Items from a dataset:
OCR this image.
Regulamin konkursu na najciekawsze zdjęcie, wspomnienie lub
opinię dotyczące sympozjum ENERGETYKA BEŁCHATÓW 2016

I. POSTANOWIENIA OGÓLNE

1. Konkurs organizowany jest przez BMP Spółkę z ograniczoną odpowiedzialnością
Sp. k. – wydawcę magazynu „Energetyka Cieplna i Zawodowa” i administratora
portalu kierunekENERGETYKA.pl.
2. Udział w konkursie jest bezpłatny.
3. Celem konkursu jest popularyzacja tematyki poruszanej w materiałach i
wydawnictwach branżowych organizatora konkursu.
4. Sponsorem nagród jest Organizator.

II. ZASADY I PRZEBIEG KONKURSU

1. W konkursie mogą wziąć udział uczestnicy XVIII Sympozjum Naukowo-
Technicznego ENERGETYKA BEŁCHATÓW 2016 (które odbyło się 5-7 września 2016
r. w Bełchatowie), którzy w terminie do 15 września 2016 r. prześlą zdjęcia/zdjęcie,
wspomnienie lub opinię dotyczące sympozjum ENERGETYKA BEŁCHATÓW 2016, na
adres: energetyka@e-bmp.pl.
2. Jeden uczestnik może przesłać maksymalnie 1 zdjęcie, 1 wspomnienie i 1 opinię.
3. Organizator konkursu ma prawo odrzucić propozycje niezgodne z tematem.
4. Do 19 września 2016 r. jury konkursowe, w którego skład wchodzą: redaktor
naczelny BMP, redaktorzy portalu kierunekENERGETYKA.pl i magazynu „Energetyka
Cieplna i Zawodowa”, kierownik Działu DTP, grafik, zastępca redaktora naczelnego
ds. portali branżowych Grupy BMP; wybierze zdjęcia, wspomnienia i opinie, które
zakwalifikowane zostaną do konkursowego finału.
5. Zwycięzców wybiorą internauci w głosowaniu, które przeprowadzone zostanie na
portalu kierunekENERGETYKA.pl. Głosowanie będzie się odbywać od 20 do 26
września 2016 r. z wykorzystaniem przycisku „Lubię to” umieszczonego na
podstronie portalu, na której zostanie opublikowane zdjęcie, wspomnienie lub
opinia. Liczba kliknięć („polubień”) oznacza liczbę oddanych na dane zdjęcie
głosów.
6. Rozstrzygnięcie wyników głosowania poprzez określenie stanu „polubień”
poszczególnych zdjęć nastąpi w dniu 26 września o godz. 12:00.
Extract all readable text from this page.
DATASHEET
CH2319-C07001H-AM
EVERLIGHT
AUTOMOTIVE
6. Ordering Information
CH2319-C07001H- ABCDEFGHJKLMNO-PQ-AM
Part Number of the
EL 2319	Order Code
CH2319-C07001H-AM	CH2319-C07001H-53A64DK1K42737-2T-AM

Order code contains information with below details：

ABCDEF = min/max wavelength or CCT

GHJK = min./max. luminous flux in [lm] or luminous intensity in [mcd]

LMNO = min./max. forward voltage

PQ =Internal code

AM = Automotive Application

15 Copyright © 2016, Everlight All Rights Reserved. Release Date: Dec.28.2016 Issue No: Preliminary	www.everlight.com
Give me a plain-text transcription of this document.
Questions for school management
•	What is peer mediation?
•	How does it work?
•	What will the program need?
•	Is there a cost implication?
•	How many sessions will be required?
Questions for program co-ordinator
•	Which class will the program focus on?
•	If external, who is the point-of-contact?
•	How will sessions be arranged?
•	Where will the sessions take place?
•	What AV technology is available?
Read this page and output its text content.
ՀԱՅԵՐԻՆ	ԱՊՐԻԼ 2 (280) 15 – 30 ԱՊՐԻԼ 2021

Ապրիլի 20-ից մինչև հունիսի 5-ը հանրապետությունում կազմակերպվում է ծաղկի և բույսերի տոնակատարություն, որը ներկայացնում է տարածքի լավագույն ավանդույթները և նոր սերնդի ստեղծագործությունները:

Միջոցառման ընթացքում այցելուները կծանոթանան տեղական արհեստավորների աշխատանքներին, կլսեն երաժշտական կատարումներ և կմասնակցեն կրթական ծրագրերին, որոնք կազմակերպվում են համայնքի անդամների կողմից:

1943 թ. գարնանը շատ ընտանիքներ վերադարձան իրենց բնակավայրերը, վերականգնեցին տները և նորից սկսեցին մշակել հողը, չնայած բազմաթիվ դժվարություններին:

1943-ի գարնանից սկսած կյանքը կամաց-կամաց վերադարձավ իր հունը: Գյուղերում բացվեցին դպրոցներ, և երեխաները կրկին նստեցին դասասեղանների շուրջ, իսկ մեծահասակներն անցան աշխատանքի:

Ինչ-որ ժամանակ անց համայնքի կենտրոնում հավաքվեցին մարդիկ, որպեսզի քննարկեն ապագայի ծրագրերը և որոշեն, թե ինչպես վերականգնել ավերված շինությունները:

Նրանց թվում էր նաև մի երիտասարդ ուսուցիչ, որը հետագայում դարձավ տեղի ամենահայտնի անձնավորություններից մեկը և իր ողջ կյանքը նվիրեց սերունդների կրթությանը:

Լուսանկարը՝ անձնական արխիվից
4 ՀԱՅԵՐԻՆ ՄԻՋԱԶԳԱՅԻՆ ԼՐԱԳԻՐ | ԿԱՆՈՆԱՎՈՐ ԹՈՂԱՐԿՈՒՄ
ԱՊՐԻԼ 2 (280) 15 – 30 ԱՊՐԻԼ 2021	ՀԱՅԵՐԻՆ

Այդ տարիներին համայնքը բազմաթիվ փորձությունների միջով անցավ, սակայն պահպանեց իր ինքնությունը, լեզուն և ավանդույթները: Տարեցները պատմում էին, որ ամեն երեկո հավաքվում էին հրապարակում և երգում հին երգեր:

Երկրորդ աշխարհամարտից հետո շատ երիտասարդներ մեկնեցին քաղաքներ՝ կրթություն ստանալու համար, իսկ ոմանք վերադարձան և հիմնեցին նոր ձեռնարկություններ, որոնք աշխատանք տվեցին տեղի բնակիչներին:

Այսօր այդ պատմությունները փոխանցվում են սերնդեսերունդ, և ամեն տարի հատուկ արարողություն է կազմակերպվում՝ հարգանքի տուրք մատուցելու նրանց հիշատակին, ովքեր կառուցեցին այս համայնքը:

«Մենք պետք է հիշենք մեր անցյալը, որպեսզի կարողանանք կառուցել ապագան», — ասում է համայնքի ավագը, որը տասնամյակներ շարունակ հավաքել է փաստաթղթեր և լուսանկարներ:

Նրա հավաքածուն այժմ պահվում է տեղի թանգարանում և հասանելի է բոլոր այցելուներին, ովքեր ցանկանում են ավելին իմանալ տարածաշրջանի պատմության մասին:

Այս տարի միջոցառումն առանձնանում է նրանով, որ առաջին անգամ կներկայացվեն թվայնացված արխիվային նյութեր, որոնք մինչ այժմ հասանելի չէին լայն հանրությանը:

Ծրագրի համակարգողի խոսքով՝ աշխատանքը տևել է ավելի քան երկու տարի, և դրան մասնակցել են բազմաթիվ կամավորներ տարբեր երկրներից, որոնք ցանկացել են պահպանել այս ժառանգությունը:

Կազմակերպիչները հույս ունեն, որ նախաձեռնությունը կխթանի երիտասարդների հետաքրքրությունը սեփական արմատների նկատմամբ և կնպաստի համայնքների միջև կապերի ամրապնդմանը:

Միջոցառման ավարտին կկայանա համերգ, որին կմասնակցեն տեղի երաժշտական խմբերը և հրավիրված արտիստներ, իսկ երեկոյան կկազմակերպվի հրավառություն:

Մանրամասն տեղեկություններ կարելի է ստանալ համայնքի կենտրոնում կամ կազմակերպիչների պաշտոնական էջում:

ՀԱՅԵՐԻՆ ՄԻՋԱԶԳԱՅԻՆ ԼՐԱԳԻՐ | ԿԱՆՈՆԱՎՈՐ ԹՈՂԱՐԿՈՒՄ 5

The task
Reproduce every record, matching each line exactly.

Result of this exercise
OCR this image.
Regulamin konkursu na najciekawsze zdjęcie, wspomnienie lub
opinię dotyczące sympozjum ENERGETYKA BEŁCHATÓW 2016

I. POSTANOWIENIA OGÓLNE

1. Konkurs organizowany jest przez BMP Spółkę z ograniczoną odpowiedzialnością
Sp. k. – wydawcę magazynu „Energetyka Cieplna i Zawodowa” i administratora
portalu kierunekENERGETYKA.pl.
2. Udział w konkursie jest bezpłatny.
3. Celem konkursu jest popularyzacja tematyki poruszanej w materiałach i
wydawnictwach branżowych organizatora konkursu.
4. Sponsorem nagród jest Organizator.

II. ZASADY I PRZEBIEG KONKURSU

1. W konkursie mogą wziąć udział uczestnicy XVIII Sympozjum Naukowo-
Technicznego ENERGETYKA BEŁCHATÓW 2016 (które odbyło się 5-7 września 2016
r. w Bełchatowie), którzy w terminie do 15 września 2016 r. prześlą zdjęcia/zdjęcie,
wspomnienie lub opinię dotyczące sympozjum ENERGETYKA BEŁCHATÓW 2016, na
adres: energetyka@e-bmp.pl.
2. Jeden uczestnik może przesłać maksymalnie 1 zdjęcie, 1 wspomnienie i 1 opinię.
3. Organizator konkursu ma prawo odrzucić propozycje niezgodne z tematem.
4. Do 19 września 2016 r. jury konkursowe, w którego skład wchodzą: redaktor
naczelny BMP, redaktorzy portalu kierunekENERGETYKA.pl i magazynu „Energetyka
Cieplna i Zawodowa”, kierownik Działu DTP, grafik, zastępca redaktora naczelnego
ds. portali branżowych Grupy BMP; wybierze zdjęcia, wspomnienia i opinie, które
zakwalifikowane zostaną do konkursowego finału.
5. Zwycięzców wybiorą internauci w głosowaniu, które przeprowadzone zostanie na
portalu kierunekENERGETYKA.pl. Głosowanie będzie się odbywać od 20 do 26
września 2016 r. z wykorzystaniem przycisku „Lubię to” umieszczonego na
podstronie portalu, na której zostanie opublikowane zdjęcie, wspomnienie lub
opinia. Liczba kliknięć („polubień”) oznacza liczbę oddanych na dane zdjęcie
głosów.
6. Rozstrzygnięcie wyników głosowania poprzez określenie stanu „polubień”
poszczególnych zdjęć nastąpi w dniu 26 września o godz. 12:00.
Extract all readable text from this page.
DATASHEET
CH2319-C07001H-AM
EVERLIGHT
AUTOMOTIVE
6. Ordering Information
CH2319-C07001H- ABCDEFGHJKLMNO-PQ-AM
Part Number of the
EL 2319	Order Code
CH2319-C07001H-AM	CH2319-C07001H-53A64DK1K42737-2T-AM

Order code contains information with below details：

ABCDEF = min/max wavelength or CCT

GHJK = min./max. luminous flux in [lm] or luminous intensity in [mcd]

LMNO = min./max. forward voltage

PQ =Internal code

AM = Automotive Application

15 Copyright © 2016, Everlight All Rights Reserved. Release Date: Dec.28.2016 Issue No: Preliminary	www.everlight.com
Give me a plain-text transcription of this document.
Questions for school management
•	What is peer mediation?
•	How does it work?
•	What will the program need?
•	Is there a cost implication?
•	How many sessions will be required?
Questions for program co-ordinator
•	Which class will the program focus on?
•	If external, who is the point-of-contact?
•	How will sessions be arranged?
•	Where will the sessions take place?
•	What AV technology is available?
Read this page and output its text content.
ՀԱՅԵՐԻՆ	ԱՊՐԻԼ 2 (280) 15 – 30 ԱՊՐԻԼ 2021

Ապրիլի 20-ից մինչև հունիսի 5-ը հանրապետությունում կազմակերպվում է ծաղկի և բույսերի տոնակատարություն, որը ներկայացնում է տարածքի լավագույն ավանդույթները և նոր սերնդի ստեղծագործությունները:

Միջոցառման ընթացքում այցելուները կծանոթանան տեղական արհեստավորների աշխատանքներին, կլսեն երաժշտական կատարումներ և կմասնակցեն կրթական ծրագրերին, որոնք կազմակերպվում են համայնքի անդամների կողմից:

1943 թ. գարնանը շատ ընտանիքներ վերադարձան իրենց բնակավայրերը, վերականգնեցին տները և նորից սկսեցին մշակել հողը, չնայած բազմաթիվ դժվարություններին:

1943-ի գարնանից սկսած կյանքը կամաց-կամաց վերադարձավ իր հունը: Գյուղերում բացվեցին դպրոցներ, և երեխաները կրկին նստեցին դասասեղանների շուրջ, իսկ մեծահասակներն անցան աշխատանքի:

Ինչ-որ ժամանակ անց համայնքի կենտրոնում հավաքվեցին մարդիկ, որպեսզի քննարկեն ապագայի ծրագրերը և որոշեն, թե ինչպես վերականգնել ավերված շինությունները:

Նրանց թվում էր նաև մի երիտասարդ ուսուցիչ, որը հետագայում դարձավ տեղի ամենահայտնի անձնավորություններից մեկը և իր ողջ կյանքը նվիրեց սերունդների կրթությանը:

Լուսանկարը՝ անձնական արխիվից
4 ՀԱՅԵՐԻՆ ՄԻՋԱԶԳԱՅԻՆ ԼՐԱԳԻՐ | ԿԱՆՈՆԱՎՈՐ ԹՈՂԱՐԿՈՒՄ
ԱՊՐԻԼ 2 (280) 15 – 30 ԱՊՐԻԼ 2021	ՀԱՅԵՐԻՆ

Այդ տարիներին համայնքը բազմաթիվ փորձությունների միջով անցավ, սակայն պահպանեց իր ինքնությունը, լեզուն և ավանդույթները: Տարեցները պատմում էին, որ ամեն երեկո հավաքվում էին հրապարակում և երգում հին երգեր:

Երկրորդ աշխարհամարտից հետո շատ երիտասարդներ մեկնեցին քաղաքներ՝ կրթություն ստանալու համար, իսկ ոմանք վերադարձան և հիմնեցին նոր ձեռնարկություններ, որոնք աշխատանք տվեցին տեղի բնակիչներին:

Այսօր այդ պատմությունները փոխանցվում են սերնդեսերունդ, և ամեն տարի հատուկ արարողություն է կազմակերպվում՝ հարգանքի տուրք մատուցելու նրանց հիշատակին, ովքեր կառուցեցին այս համայնքը:

«Մենք պետք է հիշենք մեր անցյալը, որպեսզի կարողանանք կառուցել ապագան», — ասում է համայնքի ավագը, որը տասնամյակներ շարունակ հավաքել է փաստաթղթեր և լուսանկարներ:

Նրա հավաքածուն այժմ պահվում է տեղի թանգարանում և հասանելի է բոլոր այցելուներին, ովքեր ցանկանում են ավելին իմանալ տարածաշրջանի պատմության մասին:

Այս տարի միջոցառումն առանձնանում է նրանով, որ առաջին անգամ կներկայացվեն թվայնացված արխիվային նյութեր, որոնք մինչ այժմ հասանելի չէին լայն հանրությանը:

Ծրագրի համակարգողի խոսքով՝ աշխատանքը տևել է ավելի քան երկու տարի, և դրան մասնակցել են բազմաթիվ կամավորներ տարբեր երկրներից, որոնք ցանկացել են պահպանել այս ժառանգությունը:

Կազմակերպիչները հույս ունեն, որ նախաձեռնությունը կխթանի երիտասարդների հետաքրքրությունը սեփական արմատների նկատմամբ և կնպաստի համայնքների միջև կապերի ամրապնդմանը:

Միջոցառման ավարտին կկայանա համերգ, որին կմասնակցեն տեղի երաժշտական խմբերը և հրավիրված արտիստներ, իսկ երեկոյան կկազմակերպվի հրավառություն:

Մանրամասն տեղեկություններ կարելի է ստանալ համայնքի կենտրոնում կամ կազմակերպիչների պաշտոնական էջում:

ՀԱՅԵՐԻՆ ՄԻՋԱԶԳԱՅԻՆ ԼՐԱԳԻՐ | ԿԱՆՈՆԱՎՈՐ ԹՈՂԱՐԿՈՒՄ 5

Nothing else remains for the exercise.